━━━ Dataset extract

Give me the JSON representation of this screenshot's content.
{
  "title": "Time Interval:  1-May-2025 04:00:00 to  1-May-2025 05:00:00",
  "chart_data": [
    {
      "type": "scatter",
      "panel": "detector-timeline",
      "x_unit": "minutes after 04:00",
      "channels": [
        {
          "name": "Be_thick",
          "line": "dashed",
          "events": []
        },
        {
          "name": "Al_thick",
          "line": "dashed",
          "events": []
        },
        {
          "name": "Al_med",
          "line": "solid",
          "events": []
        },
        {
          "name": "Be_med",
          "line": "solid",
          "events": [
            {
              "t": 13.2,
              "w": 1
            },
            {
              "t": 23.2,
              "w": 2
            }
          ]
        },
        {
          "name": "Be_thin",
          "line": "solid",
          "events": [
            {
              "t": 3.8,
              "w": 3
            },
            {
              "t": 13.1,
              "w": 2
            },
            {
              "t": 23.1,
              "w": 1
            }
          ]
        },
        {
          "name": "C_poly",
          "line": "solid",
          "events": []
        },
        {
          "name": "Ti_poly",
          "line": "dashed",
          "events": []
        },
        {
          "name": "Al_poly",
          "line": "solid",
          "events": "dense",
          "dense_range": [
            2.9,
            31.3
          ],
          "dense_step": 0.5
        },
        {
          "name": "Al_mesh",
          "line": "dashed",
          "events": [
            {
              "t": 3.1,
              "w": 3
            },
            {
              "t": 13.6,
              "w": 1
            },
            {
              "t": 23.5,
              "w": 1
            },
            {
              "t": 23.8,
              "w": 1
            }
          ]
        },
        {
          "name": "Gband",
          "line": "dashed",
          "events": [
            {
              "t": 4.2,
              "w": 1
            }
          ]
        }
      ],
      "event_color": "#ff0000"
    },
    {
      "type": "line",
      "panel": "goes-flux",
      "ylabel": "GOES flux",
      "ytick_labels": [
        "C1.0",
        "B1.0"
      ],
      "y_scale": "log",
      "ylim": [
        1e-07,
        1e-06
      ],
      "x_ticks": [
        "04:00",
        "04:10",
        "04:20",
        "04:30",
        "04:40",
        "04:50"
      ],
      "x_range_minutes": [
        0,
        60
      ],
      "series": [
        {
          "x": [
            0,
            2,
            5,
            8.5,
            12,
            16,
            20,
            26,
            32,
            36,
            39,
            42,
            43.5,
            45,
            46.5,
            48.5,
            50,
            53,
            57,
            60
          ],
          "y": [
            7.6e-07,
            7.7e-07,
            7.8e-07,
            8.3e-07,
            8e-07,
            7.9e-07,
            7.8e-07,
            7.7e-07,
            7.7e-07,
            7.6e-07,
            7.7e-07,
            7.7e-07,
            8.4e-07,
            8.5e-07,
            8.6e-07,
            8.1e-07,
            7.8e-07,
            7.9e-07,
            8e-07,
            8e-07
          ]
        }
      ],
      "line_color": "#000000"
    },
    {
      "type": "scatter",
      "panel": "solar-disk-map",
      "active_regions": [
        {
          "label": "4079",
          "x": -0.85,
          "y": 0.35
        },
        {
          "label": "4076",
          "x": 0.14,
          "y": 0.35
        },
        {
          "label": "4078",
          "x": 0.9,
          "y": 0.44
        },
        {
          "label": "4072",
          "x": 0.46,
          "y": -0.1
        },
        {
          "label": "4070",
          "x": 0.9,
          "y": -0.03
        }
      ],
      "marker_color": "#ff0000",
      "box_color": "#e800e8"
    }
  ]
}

━━━━━━
━━━ Dataset extract

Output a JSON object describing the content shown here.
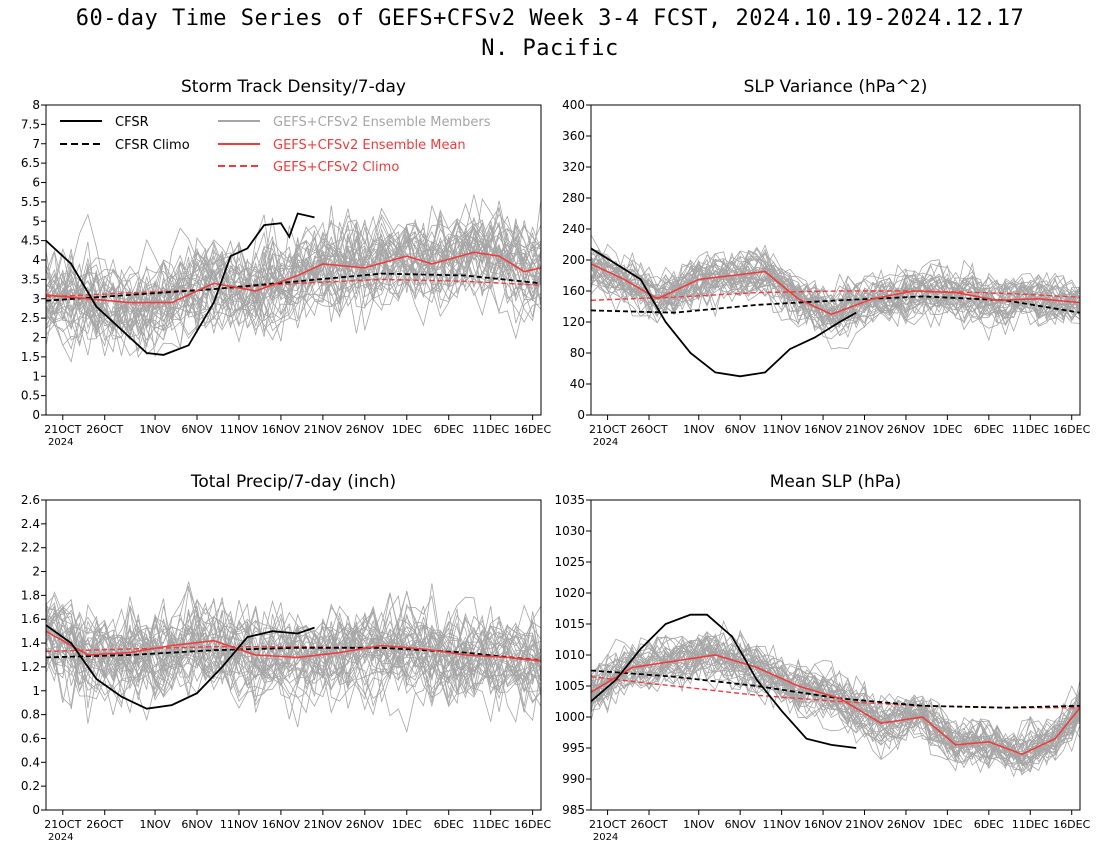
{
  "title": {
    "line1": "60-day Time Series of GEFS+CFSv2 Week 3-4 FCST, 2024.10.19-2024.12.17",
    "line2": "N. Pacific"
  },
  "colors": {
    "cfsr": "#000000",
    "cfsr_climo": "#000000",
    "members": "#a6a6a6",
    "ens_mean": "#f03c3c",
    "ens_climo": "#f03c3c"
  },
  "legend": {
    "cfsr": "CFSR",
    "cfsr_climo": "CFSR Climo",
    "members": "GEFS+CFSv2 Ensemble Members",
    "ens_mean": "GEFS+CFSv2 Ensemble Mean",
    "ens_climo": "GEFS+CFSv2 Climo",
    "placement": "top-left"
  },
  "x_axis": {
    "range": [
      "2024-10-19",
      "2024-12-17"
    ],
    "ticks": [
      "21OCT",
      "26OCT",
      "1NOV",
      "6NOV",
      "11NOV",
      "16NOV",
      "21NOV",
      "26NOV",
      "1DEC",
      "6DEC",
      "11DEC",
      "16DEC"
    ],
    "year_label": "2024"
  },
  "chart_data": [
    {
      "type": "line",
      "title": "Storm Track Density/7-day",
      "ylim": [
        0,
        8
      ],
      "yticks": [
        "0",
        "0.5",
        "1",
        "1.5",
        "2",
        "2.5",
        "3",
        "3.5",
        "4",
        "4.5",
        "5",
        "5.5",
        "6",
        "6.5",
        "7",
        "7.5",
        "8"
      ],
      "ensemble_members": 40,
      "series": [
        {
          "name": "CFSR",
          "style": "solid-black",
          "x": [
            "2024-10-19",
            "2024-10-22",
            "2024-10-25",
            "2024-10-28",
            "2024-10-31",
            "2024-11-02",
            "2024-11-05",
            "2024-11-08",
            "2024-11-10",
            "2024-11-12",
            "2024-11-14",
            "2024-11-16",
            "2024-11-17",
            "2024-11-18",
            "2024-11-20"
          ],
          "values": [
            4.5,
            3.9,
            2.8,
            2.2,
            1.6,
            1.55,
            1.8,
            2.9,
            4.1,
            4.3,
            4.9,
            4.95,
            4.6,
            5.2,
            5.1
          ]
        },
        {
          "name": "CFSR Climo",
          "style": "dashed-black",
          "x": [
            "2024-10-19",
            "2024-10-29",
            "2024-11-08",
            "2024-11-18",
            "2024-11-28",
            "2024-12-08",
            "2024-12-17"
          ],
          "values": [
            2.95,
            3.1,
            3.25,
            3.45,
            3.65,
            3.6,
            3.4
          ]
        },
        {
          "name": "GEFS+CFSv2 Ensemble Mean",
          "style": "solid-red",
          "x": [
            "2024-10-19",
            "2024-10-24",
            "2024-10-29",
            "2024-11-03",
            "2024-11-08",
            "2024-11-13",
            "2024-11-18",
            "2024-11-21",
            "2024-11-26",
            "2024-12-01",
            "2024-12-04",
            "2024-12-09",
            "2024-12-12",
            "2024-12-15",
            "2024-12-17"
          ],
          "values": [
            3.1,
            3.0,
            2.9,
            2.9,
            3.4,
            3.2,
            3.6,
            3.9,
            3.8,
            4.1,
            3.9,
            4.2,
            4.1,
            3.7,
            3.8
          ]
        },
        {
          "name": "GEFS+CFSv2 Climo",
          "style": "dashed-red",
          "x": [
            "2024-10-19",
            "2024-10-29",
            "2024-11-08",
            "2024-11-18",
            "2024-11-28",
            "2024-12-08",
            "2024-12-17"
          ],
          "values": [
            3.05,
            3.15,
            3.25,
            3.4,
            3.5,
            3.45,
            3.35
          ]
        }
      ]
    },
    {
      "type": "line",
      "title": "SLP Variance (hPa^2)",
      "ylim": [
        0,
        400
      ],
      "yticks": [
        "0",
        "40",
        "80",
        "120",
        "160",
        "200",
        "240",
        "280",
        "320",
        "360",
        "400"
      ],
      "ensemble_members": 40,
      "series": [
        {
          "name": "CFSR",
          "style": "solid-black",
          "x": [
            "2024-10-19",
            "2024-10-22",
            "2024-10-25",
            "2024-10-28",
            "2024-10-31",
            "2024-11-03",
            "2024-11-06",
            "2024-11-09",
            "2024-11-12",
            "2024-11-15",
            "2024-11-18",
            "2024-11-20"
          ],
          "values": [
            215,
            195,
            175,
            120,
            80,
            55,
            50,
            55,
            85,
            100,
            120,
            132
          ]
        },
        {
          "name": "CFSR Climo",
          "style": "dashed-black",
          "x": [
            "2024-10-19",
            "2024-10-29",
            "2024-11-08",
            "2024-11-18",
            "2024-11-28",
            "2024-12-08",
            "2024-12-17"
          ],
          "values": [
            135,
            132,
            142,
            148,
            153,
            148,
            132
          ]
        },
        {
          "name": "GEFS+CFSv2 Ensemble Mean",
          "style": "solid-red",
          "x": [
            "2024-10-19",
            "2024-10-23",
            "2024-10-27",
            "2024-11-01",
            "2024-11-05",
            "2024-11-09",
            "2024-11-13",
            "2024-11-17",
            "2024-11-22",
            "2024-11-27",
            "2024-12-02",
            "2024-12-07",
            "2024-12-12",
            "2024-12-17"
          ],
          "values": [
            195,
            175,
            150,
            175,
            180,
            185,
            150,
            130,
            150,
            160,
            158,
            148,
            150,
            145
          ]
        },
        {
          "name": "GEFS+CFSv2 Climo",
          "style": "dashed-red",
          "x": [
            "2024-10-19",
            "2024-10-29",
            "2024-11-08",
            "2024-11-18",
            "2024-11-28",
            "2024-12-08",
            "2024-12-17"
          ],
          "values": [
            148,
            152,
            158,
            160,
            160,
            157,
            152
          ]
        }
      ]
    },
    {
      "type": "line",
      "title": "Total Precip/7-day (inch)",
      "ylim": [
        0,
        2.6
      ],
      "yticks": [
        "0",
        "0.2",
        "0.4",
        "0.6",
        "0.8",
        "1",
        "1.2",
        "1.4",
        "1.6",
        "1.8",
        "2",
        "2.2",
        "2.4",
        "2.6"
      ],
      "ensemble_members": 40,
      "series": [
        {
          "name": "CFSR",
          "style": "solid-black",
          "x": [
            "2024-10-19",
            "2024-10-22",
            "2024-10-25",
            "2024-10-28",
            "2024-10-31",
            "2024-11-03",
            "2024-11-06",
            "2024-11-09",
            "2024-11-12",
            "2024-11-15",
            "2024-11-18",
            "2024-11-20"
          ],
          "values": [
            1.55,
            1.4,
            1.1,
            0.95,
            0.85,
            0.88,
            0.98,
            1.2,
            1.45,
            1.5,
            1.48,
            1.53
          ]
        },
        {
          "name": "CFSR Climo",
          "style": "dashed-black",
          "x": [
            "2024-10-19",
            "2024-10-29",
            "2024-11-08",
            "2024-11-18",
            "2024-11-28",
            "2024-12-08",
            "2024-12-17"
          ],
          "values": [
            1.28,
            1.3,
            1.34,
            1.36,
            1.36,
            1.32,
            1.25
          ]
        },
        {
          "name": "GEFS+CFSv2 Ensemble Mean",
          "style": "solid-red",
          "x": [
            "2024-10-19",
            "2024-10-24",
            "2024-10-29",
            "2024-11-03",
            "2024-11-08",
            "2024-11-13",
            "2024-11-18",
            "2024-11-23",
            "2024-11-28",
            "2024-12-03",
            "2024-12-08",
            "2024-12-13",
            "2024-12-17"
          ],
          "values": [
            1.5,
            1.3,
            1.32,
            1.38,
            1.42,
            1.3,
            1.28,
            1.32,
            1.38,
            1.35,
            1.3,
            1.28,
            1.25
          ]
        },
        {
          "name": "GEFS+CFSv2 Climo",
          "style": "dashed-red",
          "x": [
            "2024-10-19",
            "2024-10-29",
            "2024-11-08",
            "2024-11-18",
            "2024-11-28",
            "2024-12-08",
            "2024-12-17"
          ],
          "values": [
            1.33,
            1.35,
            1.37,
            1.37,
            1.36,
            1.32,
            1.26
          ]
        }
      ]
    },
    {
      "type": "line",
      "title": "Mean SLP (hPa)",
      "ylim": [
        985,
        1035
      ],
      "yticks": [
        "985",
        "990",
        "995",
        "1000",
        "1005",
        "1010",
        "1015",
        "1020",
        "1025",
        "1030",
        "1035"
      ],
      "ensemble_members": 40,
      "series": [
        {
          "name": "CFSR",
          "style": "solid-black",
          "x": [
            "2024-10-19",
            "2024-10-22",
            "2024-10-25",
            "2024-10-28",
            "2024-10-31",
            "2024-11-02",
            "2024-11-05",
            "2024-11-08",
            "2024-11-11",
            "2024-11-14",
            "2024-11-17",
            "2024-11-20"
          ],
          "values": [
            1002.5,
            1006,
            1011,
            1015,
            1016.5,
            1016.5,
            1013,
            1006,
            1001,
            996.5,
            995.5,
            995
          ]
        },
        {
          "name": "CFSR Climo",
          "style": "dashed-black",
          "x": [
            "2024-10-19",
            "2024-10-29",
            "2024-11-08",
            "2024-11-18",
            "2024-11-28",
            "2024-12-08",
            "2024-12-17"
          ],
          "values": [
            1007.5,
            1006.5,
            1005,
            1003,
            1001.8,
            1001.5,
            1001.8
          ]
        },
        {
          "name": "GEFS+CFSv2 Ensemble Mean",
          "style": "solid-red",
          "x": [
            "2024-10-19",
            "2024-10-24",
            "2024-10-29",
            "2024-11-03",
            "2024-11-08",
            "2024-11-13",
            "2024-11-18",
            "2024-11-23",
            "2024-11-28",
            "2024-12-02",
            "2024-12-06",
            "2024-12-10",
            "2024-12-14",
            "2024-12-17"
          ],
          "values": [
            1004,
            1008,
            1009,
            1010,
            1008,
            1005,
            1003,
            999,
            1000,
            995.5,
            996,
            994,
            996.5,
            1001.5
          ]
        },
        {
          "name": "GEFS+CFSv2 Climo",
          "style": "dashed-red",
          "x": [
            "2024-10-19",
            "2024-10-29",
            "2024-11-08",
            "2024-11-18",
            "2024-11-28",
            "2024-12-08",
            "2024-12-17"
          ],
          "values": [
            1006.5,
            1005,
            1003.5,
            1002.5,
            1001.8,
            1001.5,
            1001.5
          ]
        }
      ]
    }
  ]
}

━━━━━━

Set task
List the lines of the records where "content" occurs.

Solution to the exercise
Give me the JSON representation of this screenshot's content.
Output a JSON object describing the content shown here.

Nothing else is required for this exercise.